## begin Stored records

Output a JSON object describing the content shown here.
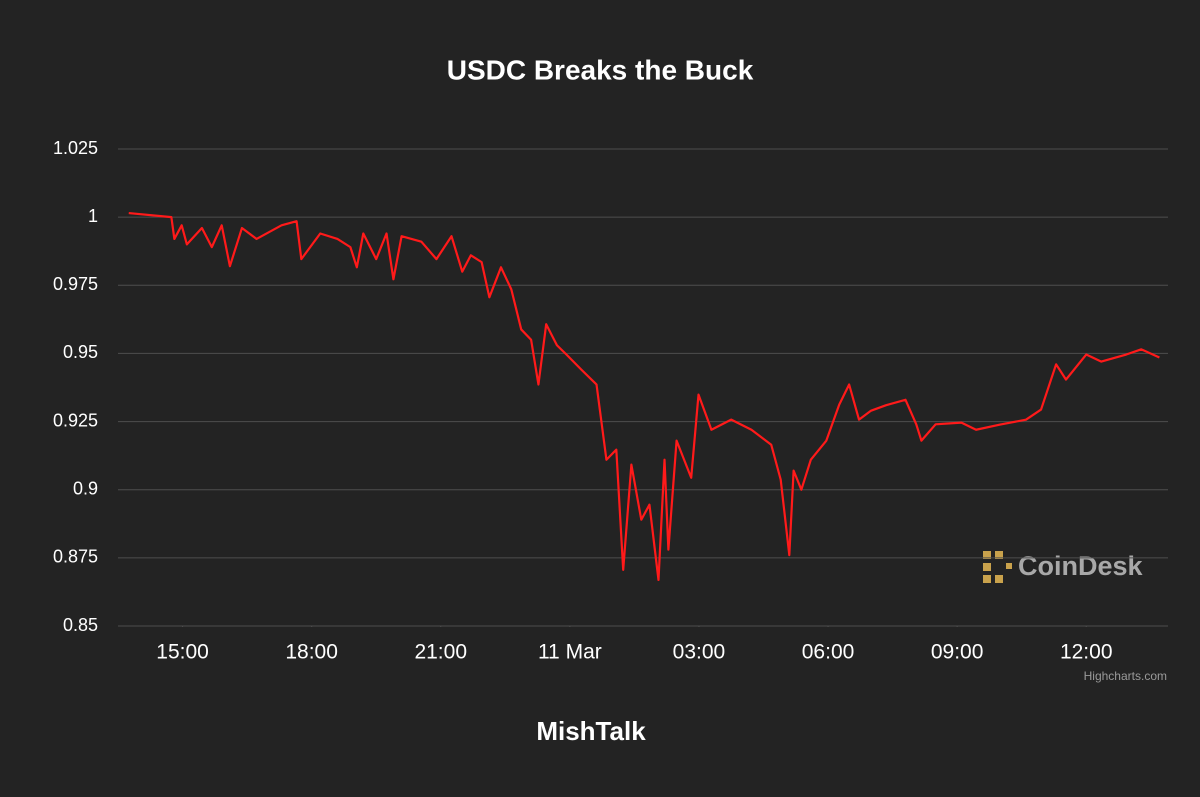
{
  "chart_data": {
    "type": "line",
    "title": "USDC Breaks the Buck",
    "source": "MishTalk",
    "watermark": "CoinDesk",
    "credits": "Highcharts.com",
    "color": "#ff1a1a",
    "grid": true,
    "xlim": [
      13.5,
      37.9
    ],
    "xticks": [
      {
        "value": 15,
        "label": "15:00"
      },
      {
        "value": 18,
        "label": "18:00"
      },
      {
        "value": 21,
        "label": "21:00"
      },
      {
        "value": 24,
        "label": "11 Mar"
      },
      {
        "value": 27,
        "label": "03:00"
      },
      {
        "value": 30,
        "label": "06:00"
      },
      {
        "value": 33,
        "label": "09:00"
      },
      {
        "value": 36,
        "label": "12:00"
      }
    ],
    "ylim": [
      0.85,
      1.025
    ],
    "yticks": [
      1.025,
      1,
      0.975,
      0.95,
      0.925,
      0.9,
      0.875,
      0.85
    ],
    "x": [
      13.75,
      14.74,
      14.81,
      14.98,
      15.1,
      15.45,
      15.68,
      15.91,
      16.1,
      16.38,
      16.72,
      17.3,
      17.65,
      17.76,
      18.2,
      18.6,
      18.9,
      19.05,
      19.2,
      19.5,
      19.74,
      19.9,
      20.09,
      20.55,
      20.9,
      21.25,
      21.5,
      21.7,
      21.95,
      22.13,
      22.4,
      22.64,
      22.87,
      23.1,
      23.27,
      23.45,
      23.7,
      23.92,
      24.27,
      24.62,
      24.85,
      25.08,
      25.24,
      25.43,
      25.66,
      25.85,
      26.06,
      26.2,
      26.29,
      26.48,
      26.82,
      26.99,
      27.29,
      27.75,
      28.22,
      28.68,
      28.9,
      29.1,
      29.2,
      29.38,
      29.6,
      29.96,
      30.26,
      30.49,
      30.72,
      31.0,
      31.35,
      31.8,
      32.05,
      32.17,
      32.5,
      33.1,
      33.44,
      34.0,
      34.6,
      34.95,
      35.3,
      35.53,
      36.0,
      36.35,
      36.93,
      37.28,
      37.7
    ],
    "values": [
      1.0015,
      1.0,
      0.992,
      0.997,
      0.99,
      0.996,
      0.989,
      0.997,
      0.982,
      0.996,
      0.992,
      0.997,
      0.9985,
      0.9846,
      0.994,
      0.992,
      0.989,
      0.9816,
      0.994,
      0.9846,
      0.994,
      0.9772,
      0.993,
      0.991,
      0.9846,
      0.993,
      0.98,
      0.986,
      0.9835,
      0.9706,
      0.9816,
      0.9735,
      0.9588,
      0.955,
      0.9386,
      0.9607,
      0.953,
      0.9496,
      0.944,
      0.9386,
      0.911,
      0.9147,
      0.8706,
      0.9092,
      0.889,
      0.8945,
      0.8669,
      0.911,
      0.878,
      0.918,
      0.9044,
      0.9349,
      0.922,
      0.9257,
      0.922,
      0.9165,
      0.9037,
      0.876,
      0.907,
      0.9,
      0.911,
      0.918,
      0.9312,
      0.9386,
      0.9257,
      0.929,
      0.931,
      0.933,
      0.924,
      0.918,
      0.924,
      0.9246,
      0.922,
      0.9239,
      0.9257,
      0.9294,
      0.946,
      0.9404,
      0.9496,
      0.947,
      0.9496,
      0.9515,
      0.9485
    ]
  }
}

## end Stored records

§ **Task goal**
Repeat the data in full and exactly. Omit pictures.

§ **Solution below**
Output a JSON object describing the content shown here.
{
  "chart_data": {
    "type": "line",
    "title": "USDC Breaks the Buck",
    "source": "MishTalk",
    "watermark": "CoinDesk",
    "credits": "Highcharts.com",
    "color": "#ff1a1a",
    "grid": true,
    "xlim": [
      13.5,
      37.9
    ],
    "xticks": [
      {
        "value": 15,
        "label": "15:00"
      },
      {
        "value": 18,
        "label": "18:00"
      },
      {
        "value": 21,
        "label": "21:00"
      },
      {
        "value": 24,
        "label": "11 Mar"
      },
      {
        "value": 27,
        "label": "03:00"
      },
      {
        "value": 30,
        "label": "06:00"
      },
      {
        "value": 33,
        "label": "09:00"
      },
      {
        "value": 36,
        "label": "12:00"
      }
    ],
    "ylim": [
      0.85,
      1.025
    ],
    "yticks": [
      1.025,
      1,
      0.975,
      0.95,
      0.925,
      0.9,
      0.875,
      0.85
    ],
    "x": [
      13.75,
      14.74,
      14.81,
      14.98,
      15.1,
      15.45,
      15.68,
      15.91,
      16.1,
      16.38,
      16.72,
      17.3,
      17.65,
      17.76,
      18.2,
      18.6,
      18.9,
      19.05,
      19.2,
      19.5,
      19.74,
      19.9,
      20.09,
      20.55,
      20.9,
      21.25,
      21.5,
      21.7,
      21.95,
      22.13,
      22.4,
      22.64,
      22.87,
      23.1,
      23.27,
      23.45,
      23.7,
      23.92,
      24.27,
      24.62,
      24.85,
      25.08,
      25.24,
      25.43,
      25.66,
      25.85,
      26.06,
      26.2,
      26.29,
      26.48,
      26.82,
      26.99,
      27.29,
      27.75,
      28.22,
      28.68,
      28.9,
      29.1,
      29.2,
      29.38,
      29.6,
      29.96,
      30.26,
      30.49,
      30.72,
      31.0,
      31.35,
      31.8,
      32.05,
      32.17,
      32.5,
      33.1,
      33.44,
      34.0,
      34.6,
      34.95,
      35.3,
      35.53,
      36.0,
      36.35,
      36.93,
      37.28,
      37.7
    ],
    "values": [
      1.0015,
      1.0,
      0.992,
      0.997,
      0.99,
      0.996,
      0.989,
      0.997,
      0.982,
      0.996,
      0.992,
      0.997,
      0.9985,
      0.9846,
      0.994,
      0.992,
      0.989,
      0.9816,
      0.994,
      0.9846,
      0.994,
      0.9772,
      0.993,
      0.991,
      0.9846,
      0.993,
      0.98,
      0.986,
      0.9835,
      0.9706,
      0.9816,
      0.9735,
      0.9588,
      0.955,
      0.9386,
      0.9607,
      0.953,
      0.9496,
      0.944,
      0.9386,
      0.911,
      0.9147,
      0.8706,
      0.9092,
      0.889,
      0.8945,
      0.8669,
      0.911,
      0.878,
      0.918,
      0.9044,
      0.9349,
      0.922,
      0.9257,
      0.922,
      0.9165,
      0.9037,
      0.876,
      0.907,
      0.9,
      0.911,
      0.918,
      0.9312,
      0.9386,
      0.9257,
      0.929,
      0.931,
      0.933,
      0.924,
      0.918,
      0.924,
      0.9246,
      0.922,
      0.9239,
      0.9257,
      0.9294,
      0.946,
      0.9404,
      0.9496,
      0.947,
      0.9496,
      0.9515,
      0.9485
    ]
  }
}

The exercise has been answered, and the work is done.